Given entries:
*-*-*
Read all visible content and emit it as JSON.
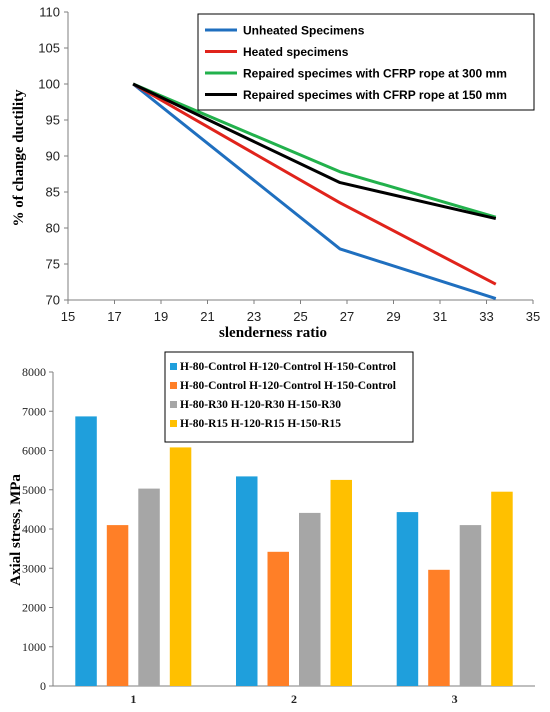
{
  "colors": {
    "blue": "#1f6fbf",
    "red": "#e0231b",
    "green": "#22b14c",
    "black": "#000000",
    "bar_blue": "#1f9fdc",
    "bar_orange": "#ff7f27",
    "bar_gray": "#a6a6a6",
    "bar_gold": "#ffc000"
  },
  "chart_data": [
    {
      "type": "line",
      "xlabel": "slenderness ratio",
      "ylabel": "% of change ductility",
      "xlim": [
        15,
        35
      ],
      "ylim": [
        70,
        110
      ],
      "xticks": [
        15,
        17,
        19,
        21,
        23,
        25,
        27,
        29,
        31,
        33,
        35
      ],
      "yticks": [
        70,
        75,
        80,
        85,
        90,
        95,
        100,
        105,
        110
      ],
      "grid": false,
      "legend_position": "top-right",
      "series": [
        {
          "name": "Unheated Specimens",
          "color": "#1f6fbf",
          "points": [
            [
              17.8,
              100
            ],
            [
              26.7,
              77.1
            ],
            [
              33.4,
              70.2
            ]
          ]
        },
        {
          "name": "Heated specimens",
          "color": "#e0231b",
          "points": [
            [
              17.8,
              100
            ],
            [
              26.7,
              83.5
            ],
            [
              33.4,
              72.2
            ]
          ]
        },
        {
          "name": "Repaired specimes with CFRP rope at 300 mm",
          "color": "#22b14c",
          "points": [
            [
              17.8,
              100
            ],
            [
              26.7,
              87.8
            ],
            [
              33.4,
              81.5
            ]
          ]
        },
        {
          "name": "Repaired specimes with CFRP rope at 150 mm",
          "color": "#000000",
          "points": [
            [
              17.8,
              100
            ],
            [
              26.7,
              86.3
            ],
            [
              33.4,
              81.3
            ]
          ]
        }
      ]
    },
    {
      "type": "bar",
      "ylabel": "Axial stress, MPa",
      "categories": [
        "1",
        "2",
        "3"
      ],
      "ylim": [
        0,
        8000
      ],
      "yticks": [
        0,
        1000,
        2000,
        3000,
        4000,
        5000,
        6000,
        7000,
        8000
      ],
      "grid": false,
      "legend_position": "top-center",
      "series": [
        {
          "name": "H-80-Control H-120-Control H-150-Control",
          "color": "#1f9fdc",
          "values": [
            6870,
            5340,
            4430
          ]
        },
        {
          "name": "H-80-Control H-120-Control H-150-Control",
          "color": "#ff7f27",
          "values": [
            4100,
            3420,
            2960
          ]
        },
        {
          "name": "H-80-R30 H-120-R30 H-150-R30",
          "color": "#a6a6a6",
          "values": [
            5030,
            4410,
            4100
          ]
        },
        {
          "name": "H-80-R15 H-120-R15 H-150-R15",
          "color": "#ffc000",
          "values": [
            6080,
            5250,
            4950
          ]
        }
      ]
    }
  ]
}
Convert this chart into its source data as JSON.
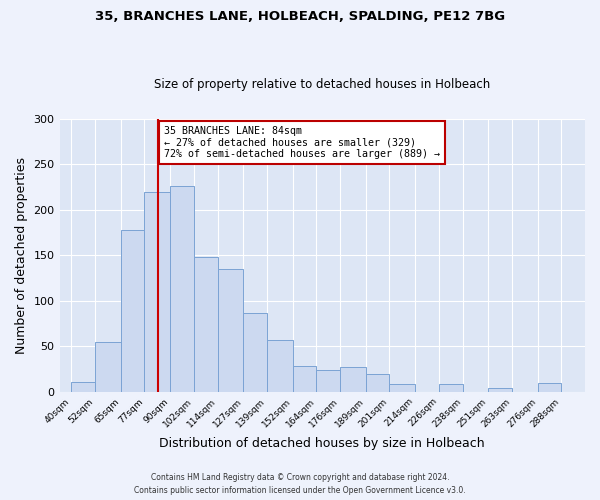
{
  "title": "35, BRANCHES LANE, HOLBEACH, SPALDING, PE12 7BG",
  "subtitle": "Size of property relative to detached houses in Holbeach",
  "xlabel": "Distribution of detached houses by size in Holbeach",
  "ylabel": "Number of detached properties",
  "bar_edges": [
    40,
    52,
    65,
    77,
    90,
    102,
    114,
    127,
    139,
    152,
    164,
    176,
    189,
    201,
    214,
    226,
    238,
    251,
    263,
    276,
    288
  ],
  "bar_heights": [
    11,
    55,
    178,
    219,
    226,
    148,
    135,
    86,
    57,
    28,
    24,
    27,
    19,
    9,
    0,
    8,
    0,
    4,
    0,
    10
  ],
  "bar_color": "#ccd9f0",
  "bar_edgecolor": "#7ba3d4",
  "vline_x": 84,
  "vline_color": "#cc0000",
  "annotation_text": "35 BRANCHES LANE: 84sqm\n← 27% of detached houses are smaller (329)\n72% of semi-detached houses are larger (889) →",
  "annotation_box_edgecolor": "#bb0000",
  "annotation_box_facecolor": "#ffffff",
  "xlim": [
    34,
    300
  ],
  "ylim": [
    0,
    300
  ],
  "yticks": [
    0,
    50,
    100,
    150,
    200,
    250,
    300
  ],
  "tick_labels": [
    "40sqm",
    "52sqm",
    "65sqm",
    "77sqm",
    "90sqm",
    "102sqm",
    "114sqm",
    "127sqm",
    "139sqm",
    "152sqm",
    "164sqm",
    "176sqm",
    "189sqm",
    "201sqm",
    "214sqm",
    "226sqm",
    "238sqm",
    "251sqm",
    "263sqm",
    "276sqm",
    "288sqm"
  ],
  "footer1": "Contains HM Land Registry data © Crown copyright and database right 2024.",
  "footer2": "Contains public sector information licensed under the Open Government Licence v3.0.",
  "background_color": "#eef2fc",
  "plot_background_color": "#dde6f5",
  "grid_color": "#ffffff"
}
*-*-*
Objective: Will you restate every entry word for word and omit the images?

Final answer:
Read all visible content and emit it as JSON.
{
  "colors": {
    "blue": "#1f6fbf",
    "red": "#e0231b",
    "green": "#22b14c",
    "black": "#000000",
    "bar_blue": "#1f9fdc",
    "bar_orange": "#ff7f27",
    "bar_gray": "#a6a6a6",
    "bar_gold": "#ffc000"
  },
  "chart_data": [
    {
      "type": "line",
      "xlabel": "slenderness ratio",
      "ylabel": "% of change ductility",
      "xlim": [
        15,
        35
      ],
      "ylim": [
        70,
        110
      ],
      "xticks": [
        15,
        17,
        19,
        21,
        23,
        25,
        27,
        29,
        31,
        33,
        35
      ],
      "yticks": [
        70,
        75,
        80,
        85,
        90,
        95,
        100,
        105,
        110
      ],
      "grid": false,
      "legend_position": "top-right",
      "series": [
        {
          "name": "Unheated Specimens",
          "color": "#1f6fbf",
          "points": [
            [
              17.8,
              100
            ],
            [
              26.7,
              77.1
            ],
            [
              33.4,
              70.2
            ]
          ]
        },
        {
          "name": "Heated specimens",
          "color": "#e0231b",
          "points": [
            [
              17.8,
              100
            ],
            [
              26.7,
              83.5
            ],
            [
              33.4,
              72.2
            ]
          ]
        },
        {
          "name": "Repaired specimes with CFRP rope at 300 mm",
          "color": "#22b14c",
          "points": [
            [
              17.8,
              100
            ],
            [
              26.7,
              87.8
            ],
            [
              33.4,
              81.5
            ]
          ]
        },
        {
          "name": "Repaired specimes with CFRP rope at 150 mm",
          "color": "#000000",
          "points": [
            [
              17.8,
              100
            ],
            [
              26.7,
              86.3
            ],
            [
              33.4,
              81.3
            ]
          ]
        }
      ]
    },
    {
      "type": "bar",
      "ylabel": "Axial stress, MPa",
      "categories": [
        "1",
        "2",
        "3"
      ],
      "ylim": [
        0,
        8000
      ],
      "yticks": [
        0,
        1000,
        2000,
        3000,
        4000,
        5000,
        6000,
        7000,
        8000
      ],
      "grid": false,
      "legend_position": "top-center",
      "series": [
        {
          "name": "H-80-Control H-120-Control H-150-Control",
          "color": "#1f9fdc",
          "values": [
            6870,
            5340,
            4430
          ]
        },
        {
          "name": "H-80-Control H-120-Control H-150-Control",
          "color": "#ff7f27",
          "values": [
            4100,
            3420,
            2960
          ]
        },
        {
          "name": "H-80-R30 H-120-R30 H-150-R30",
          "color": "#a6a6a6",
          "values": [
            5030,
            4410,
            4100
          ]
        },
        {
          "name": "H-80-R15 H-120-R15 H-150-R15",
          "color": "#ffc000",
          "values": [
            6080,
            5250,
            4950
          ]
        }
      ]
    }
  ]
}
Convert this chart into its source data as JSON.
{
  "title": "35, BRANCHES LANE, HOLBEACH, SPALDING, PE12 7BG",
  "subtitle": "Size of property relative to detached houses in Holbeach",
  "xlabel": "Distribution of detached houses by size in Holbeach",
  "ylabel": "Number of detached properties",
  "bar_edges": [
    40,
    52,
    65,
    77,
    90,
    102,
    114,
    127,
    139,
    152,
    164,
    176,
    189,
    201,
    214,
    226,
    238,
    251,
    263,
    276,
    288
  ],
  "bar_heights": [
    11,
    55,
    178,
    219,
    226,
    148,
    135,
    86,
    57,
    28,
    24,
    27,
    19,
    9,
    0,
    8,
    0,
    4,
    0,
    10
  ],
  "bar_color": "#ccd9f0",
  "bar_edgecolor": "#7ba3d4",
  "vline_x": 84,
  "vline_color": "#cc0000",
  "annotation_text": "35 BRANCHES LANE: 84sqm\n← 27% of detached houses are smaller (329)\n72% of semi-detached houses are larger (889) →",
  "annotation_box_edgecolor": "#bb0000",
  "annotation_box_facecolor": "#ffffff",
  "xlim": [
    34,
    300
  ],
  "ylim": [
    0,
    300
  ],
  "yticks": [
    0,
    50,
    100,
    150,
    200,
    250,
    300
  ],
  "tick_labels": [
    "40sqm",
    "52sqm",
    "65sqm",
    "77sqm",
    "90sqm",
    "102sqm",
    "114sqm",
    "127sqm",
    "139sqm",
    "152sqm",
    "164sqm",
    "176sqm",
    "189sqm",
    "201sqm",
    "214sqm",
    "226sqm",
    "238sqm",
    "251sqm",
    "263sqm",
    "276sqm",
    "288sqm"
  ],
  "footer1": "Contains HM Land Registry data © Crown copyright and database right 2024.",
  "footer2": "Contains public sector information licensed under the Open Government Licence v3.0.",
  "background_color": "#eef2fc",
  "plot_background_color": "#dde6f5",
  "grid_color": "#ffffff"
}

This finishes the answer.